> [INFORMATION SHOWN]
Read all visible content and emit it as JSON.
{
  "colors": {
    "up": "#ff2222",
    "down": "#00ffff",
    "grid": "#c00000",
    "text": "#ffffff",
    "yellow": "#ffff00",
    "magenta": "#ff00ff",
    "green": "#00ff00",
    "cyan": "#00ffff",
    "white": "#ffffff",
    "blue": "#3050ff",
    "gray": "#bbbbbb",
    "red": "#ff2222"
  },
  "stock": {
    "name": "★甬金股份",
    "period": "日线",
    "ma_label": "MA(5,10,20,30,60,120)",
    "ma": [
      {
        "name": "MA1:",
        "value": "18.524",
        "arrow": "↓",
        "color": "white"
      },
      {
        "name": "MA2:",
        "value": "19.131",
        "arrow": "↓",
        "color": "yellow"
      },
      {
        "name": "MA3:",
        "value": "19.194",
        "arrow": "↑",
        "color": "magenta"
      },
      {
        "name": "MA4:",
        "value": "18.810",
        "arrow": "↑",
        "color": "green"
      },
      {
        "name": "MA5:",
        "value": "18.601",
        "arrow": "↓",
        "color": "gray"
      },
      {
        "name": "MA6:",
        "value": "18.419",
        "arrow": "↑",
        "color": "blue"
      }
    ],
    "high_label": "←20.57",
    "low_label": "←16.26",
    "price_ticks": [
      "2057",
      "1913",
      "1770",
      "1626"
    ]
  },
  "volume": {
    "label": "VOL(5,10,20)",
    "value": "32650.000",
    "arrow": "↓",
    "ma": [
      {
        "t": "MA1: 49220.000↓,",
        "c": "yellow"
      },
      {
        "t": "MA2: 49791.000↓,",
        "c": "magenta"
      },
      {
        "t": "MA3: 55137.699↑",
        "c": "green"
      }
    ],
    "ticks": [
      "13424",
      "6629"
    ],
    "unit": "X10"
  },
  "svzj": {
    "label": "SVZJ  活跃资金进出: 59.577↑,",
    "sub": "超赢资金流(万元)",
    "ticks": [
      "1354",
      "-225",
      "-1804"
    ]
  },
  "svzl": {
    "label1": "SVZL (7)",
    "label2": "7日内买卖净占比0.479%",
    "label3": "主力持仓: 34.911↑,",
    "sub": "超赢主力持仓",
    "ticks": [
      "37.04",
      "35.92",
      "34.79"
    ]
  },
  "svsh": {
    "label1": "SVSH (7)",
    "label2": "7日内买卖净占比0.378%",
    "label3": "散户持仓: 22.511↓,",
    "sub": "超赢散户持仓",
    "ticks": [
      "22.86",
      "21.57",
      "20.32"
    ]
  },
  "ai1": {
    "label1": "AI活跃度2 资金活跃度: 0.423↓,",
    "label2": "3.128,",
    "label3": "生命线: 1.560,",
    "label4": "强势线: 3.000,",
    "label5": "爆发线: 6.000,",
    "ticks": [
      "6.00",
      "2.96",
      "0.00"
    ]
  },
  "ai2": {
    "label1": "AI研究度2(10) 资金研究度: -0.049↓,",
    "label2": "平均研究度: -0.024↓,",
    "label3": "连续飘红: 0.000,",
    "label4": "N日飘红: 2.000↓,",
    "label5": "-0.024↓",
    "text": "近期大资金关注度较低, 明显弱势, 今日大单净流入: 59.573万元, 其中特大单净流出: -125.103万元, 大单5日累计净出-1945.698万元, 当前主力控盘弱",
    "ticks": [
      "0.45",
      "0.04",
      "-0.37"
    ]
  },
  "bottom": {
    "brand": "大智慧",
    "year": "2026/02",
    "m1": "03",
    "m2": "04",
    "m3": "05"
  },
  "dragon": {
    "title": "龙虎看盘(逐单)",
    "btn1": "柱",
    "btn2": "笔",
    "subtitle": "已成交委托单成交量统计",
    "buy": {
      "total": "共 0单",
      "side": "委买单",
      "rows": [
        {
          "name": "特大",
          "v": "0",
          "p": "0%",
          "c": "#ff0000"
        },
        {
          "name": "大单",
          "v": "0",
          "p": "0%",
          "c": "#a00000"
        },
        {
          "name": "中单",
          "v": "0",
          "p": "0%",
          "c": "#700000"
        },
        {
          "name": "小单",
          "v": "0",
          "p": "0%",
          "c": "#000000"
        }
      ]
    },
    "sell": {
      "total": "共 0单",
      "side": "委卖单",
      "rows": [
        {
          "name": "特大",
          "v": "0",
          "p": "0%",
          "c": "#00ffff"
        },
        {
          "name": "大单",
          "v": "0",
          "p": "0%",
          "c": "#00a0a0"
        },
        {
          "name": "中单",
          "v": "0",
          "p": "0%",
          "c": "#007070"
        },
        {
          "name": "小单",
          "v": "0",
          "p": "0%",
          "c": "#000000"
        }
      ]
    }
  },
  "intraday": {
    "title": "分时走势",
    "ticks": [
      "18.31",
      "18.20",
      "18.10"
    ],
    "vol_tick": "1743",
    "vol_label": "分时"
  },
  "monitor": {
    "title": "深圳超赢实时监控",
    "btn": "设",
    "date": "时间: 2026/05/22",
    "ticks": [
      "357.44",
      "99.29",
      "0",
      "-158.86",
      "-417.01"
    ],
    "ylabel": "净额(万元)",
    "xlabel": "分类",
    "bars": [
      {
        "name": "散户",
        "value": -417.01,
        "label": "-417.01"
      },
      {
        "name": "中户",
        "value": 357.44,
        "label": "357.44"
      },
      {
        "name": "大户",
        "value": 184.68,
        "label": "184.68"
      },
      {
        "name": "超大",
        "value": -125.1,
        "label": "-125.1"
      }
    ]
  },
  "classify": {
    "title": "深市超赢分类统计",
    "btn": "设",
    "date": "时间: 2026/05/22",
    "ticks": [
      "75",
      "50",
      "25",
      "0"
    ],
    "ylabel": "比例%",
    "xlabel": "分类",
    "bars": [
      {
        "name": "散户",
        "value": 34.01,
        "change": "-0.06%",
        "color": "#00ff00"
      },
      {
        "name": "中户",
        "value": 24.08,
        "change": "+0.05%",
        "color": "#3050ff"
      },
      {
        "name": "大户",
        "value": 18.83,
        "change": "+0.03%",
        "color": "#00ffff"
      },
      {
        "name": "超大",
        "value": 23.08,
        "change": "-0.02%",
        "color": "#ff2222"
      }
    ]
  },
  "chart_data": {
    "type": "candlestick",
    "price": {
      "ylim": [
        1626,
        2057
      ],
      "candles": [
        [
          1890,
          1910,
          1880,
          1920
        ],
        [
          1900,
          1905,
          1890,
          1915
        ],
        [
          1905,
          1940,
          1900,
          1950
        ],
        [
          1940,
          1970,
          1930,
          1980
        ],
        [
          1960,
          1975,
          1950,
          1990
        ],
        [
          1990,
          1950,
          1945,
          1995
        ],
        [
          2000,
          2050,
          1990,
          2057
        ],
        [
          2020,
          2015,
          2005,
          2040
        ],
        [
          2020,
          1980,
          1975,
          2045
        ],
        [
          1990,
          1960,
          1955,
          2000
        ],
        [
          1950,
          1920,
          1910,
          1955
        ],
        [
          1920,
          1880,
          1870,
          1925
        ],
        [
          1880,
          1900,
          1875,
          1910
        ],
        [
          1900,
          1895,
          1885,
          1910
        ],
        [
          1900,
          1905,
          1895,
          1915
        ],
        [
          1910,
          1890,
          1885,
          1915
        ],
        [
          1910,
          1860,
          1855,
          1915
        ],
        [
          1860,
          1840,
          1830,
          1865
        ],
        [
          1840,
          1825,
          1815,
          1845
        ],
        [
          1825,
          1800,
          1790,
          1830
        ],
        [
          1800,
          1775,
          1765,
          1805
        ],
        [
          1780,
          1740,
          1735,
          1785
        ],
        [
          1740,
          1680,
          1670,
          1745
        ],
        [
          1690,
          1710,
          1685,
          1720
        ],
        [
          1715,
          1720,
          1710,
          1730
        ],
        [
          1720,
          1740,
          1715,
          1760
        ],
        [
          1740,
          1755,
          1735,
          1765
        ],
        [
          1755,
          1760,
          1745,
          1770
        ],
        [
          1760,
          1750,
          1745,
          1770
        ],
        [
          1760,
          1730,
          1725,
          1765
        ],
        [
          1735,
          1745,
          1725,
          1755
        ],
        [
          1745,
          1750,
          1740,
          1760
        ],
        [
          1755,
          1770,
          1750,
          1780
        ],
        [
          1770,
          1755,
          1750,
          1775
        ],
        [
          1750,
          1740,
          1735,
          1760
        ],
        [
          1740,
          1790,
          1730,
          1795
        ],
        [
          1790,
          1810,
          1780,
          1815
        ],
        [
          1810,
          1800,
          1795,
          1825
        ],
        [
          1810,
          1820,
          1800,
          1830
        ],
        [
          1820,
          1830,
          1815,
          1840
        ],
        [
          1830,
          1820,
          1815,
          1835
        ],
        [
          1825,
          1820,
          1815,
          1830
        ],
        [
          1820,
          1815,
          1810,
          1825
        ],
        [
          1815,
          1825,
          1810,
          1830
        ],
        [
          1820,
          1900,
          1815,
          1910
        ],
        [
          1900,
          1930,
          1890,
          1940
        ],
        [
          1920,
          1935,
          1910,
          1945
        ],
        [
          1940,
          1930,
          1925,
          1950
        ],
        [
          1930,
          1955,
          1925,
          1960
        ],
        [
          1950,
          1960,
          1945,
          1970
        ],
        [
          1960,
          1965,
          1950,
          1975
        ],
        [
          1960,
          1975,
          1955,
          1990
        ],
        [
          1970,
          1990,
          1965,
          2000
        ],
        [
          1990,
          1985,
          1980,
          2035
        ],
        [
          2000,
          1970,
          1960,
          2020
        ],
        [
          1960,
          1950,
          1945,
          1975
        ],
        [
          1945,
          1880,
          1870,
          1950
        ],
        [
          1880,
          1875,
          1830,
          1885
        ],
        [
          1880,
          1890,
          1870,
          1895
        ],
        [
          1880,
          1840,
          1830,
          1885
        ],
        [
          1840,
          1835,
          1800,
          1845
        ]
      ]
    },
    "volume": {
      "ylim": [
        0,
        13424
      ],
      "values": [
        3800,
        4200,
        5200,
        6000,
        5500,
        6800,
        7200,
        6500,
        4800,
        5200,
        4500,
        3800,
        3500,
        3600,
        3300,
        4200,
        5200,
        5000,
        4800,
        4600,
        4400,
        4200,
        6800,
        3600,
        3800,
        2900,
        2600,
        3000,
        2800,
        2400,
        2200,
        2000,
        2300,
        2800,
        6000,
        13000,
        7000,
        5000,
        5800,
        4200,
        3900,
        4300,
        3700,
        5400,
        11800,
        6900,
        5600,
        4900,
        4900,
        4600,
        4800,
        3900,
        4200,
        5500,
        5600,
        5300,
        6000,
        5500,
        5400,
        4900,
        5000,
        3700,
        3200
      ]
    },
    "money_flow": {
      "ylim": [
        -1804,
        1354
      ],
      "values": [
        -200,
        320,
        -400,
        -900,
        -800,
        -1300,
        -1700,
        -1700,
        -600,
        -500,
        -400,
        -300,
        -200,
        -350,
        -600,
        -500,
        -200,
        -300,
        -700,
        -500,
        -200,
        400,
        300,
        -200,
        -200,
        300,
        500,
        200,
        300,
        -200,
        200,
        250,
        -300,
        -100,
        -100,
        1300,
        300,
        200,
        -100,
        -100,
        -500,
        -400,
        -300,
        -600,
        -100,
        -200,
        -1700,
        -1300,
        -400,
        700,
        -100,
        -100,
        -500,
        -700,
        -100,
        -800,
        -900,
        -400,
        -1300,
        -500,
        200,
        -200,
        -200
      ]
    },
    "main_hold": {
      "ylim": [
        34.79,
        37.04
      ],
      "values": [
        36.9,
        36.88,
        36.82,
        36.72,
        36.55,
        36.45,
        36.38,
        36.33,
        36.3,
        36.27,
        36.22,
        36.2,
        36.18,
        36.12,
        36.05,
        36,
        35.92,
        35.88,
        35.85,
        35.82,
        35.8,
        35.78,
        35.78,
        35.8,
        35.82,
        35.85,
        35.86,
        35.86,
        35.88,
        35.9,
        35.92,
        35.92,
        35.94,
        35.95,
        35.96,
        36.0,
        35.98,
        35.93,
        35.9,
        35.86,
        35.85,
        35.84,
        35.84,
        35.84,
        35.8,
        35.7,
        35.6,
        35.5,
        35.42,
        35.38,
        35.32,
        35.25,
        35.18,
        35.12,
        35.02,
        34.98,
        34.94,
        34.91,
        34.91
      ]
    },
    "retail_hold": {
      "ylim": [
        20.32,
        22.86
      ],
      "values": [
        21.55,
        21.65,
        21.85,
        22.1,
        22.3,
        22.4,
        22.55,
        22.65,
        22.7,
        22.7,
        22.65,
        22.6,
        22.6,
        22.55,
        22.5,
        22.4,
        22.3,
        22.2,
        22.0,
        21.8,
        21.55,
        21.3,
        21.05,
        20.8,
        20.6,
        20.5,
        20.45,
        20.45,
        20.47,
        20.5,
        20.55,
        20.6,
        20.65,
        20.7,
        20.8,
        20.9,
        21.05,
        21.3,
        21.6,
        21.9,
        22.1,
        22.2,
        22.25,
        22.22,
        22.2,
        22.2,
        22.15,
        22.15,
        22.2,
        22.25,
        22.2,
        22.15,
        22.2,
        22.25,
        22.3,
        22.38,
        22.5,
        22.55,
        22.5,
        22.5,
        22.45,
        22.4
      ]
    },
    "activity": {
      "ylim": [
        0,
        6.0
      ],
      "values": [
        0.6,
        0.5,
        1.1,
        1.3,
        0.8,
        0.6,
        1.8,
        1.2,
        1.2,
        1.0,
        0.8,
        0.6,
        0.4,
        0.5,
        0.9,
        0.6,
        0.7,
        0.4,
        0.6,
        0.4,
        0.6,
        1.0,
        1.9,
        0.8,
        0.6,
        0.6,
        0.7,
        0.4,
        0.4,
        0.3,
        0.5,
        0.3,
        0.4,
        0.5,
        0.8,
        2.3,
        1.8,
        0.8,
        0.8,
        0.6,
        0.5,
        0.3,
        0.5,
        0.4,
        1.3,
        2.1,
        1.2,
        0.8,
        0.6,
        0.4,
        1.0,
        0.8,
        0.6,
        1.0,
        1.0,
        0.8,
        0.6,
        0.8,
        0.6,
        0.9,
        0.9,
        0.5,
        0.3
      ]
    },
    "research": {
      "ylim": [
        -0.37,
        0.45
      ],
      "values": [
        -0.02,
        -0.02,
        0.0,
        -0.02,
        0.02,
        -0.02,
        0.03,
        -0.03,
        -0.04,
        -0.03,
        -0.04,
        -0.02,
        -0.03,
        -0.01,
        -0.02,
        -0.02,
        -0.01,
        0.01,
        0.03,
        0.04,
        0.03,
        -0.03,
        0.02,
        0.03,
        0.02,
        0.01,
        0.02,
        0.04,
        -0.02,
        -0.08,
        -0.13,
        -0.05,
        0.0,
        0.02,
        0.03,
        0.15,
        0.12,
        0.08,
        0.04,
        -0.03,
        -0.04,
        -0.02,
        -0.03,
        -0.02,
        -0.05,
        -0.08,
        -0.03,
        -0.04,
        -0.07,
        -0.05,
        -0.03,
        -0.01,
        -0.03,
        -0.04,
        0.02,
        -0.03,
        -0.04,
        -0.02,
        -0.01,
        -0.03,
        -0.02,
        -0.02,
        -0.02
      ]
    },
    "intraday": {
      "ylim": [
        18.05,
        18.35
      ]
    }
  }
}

> [WRITTEN REQUEST]
From the material above, copy each line that includes the word "yellow".

> [RESPONSE FOR THIS EXERCISE]
    "yellow": "#ffff00",
        "color": "yellow"
        "c": "yellow"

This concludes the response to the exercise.